STATED PROBLEM
Extract all lines that hold "exécution" from the records below.

════════════════════

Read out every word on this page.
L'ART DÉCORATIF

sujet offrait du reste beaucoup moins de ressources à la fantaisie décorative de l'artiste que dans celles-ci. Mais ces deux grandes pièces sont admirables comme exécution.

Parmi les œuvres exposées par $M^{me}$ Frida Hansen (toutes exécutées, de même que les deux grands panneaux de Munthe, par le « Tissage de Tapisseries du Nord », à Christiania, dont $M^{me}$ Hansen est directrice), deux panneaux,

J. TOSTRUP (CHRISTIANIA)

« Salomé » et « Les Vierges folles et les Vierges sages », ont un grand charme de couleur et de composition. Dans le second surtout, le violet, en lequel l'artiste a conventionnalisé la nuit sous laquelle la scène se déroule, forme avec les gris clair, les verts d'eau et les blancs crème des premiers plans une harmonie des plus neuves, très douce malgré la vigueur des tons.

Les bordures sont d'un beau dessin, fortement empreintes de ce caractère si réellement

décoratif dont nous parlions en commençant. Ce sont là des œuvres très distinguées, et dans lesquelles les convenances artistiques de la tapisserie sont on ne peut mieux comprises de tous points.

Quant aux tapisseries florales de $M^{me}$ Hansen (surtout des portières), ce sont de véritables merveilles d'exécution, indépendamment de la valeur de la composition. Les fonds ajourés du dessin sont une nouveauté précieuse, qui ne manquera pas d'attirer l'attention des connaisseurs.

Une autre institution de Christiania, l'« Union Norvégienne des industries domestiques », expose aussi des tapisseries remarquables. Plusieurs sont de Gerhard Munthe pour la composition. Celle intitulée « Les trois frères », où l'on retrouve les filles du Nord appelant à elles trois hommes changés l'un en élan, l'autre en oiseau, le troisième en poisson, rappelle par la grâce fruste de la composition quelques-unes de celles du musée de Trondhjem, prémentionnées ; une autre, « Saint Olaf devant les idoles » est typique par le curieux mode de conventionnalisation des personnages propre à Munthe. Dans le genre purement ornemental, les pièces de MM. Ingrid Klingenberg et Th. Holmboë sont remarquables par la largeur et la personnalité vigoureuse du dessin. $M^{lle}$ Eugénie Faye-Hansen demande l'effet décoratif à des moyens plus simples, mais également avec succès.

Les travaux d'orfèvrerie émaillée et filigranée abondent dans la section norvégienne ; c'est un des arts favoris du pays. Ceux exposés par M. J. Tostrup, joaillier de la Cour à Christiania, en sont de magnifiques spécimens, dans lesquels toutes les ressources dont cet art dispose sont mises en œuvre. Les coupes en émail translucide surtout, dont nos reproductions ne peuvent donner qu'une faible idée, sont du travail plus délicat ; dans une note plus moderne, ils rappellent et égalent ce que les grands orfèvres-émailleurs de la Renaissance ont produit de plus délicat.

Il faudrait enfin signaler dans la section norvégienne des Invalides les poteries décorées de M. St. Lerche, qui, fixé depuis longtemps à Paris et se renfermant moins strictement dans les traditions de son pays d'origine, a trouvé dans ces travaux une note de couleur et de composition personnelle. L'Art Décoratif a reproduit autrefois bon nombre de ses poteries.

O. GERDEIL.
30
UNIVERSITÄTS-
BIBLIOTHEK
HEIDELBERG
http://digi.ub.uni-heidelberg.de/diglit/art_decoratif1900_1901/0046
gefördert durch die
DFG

════════════════════

RESPONSE TO THE EXERCISE
sujet offrait du reste beaucoup moins de ressources à la fantaisie décorative de l'artiste que dans celles-ci. Mais ces deux grandes pièces sont admirables comme exécution.
Quant aux tapisseries florales de $M^{me}$ Hansen (surtout des portières), ce sont de véritables merveilles d'exécution, indépendamment de la valeur de la composition. Les fonds ajourés du dessin sont une nouveauté précieuse, qui ne manquera pas d'attirer l'attention des connaisseurs.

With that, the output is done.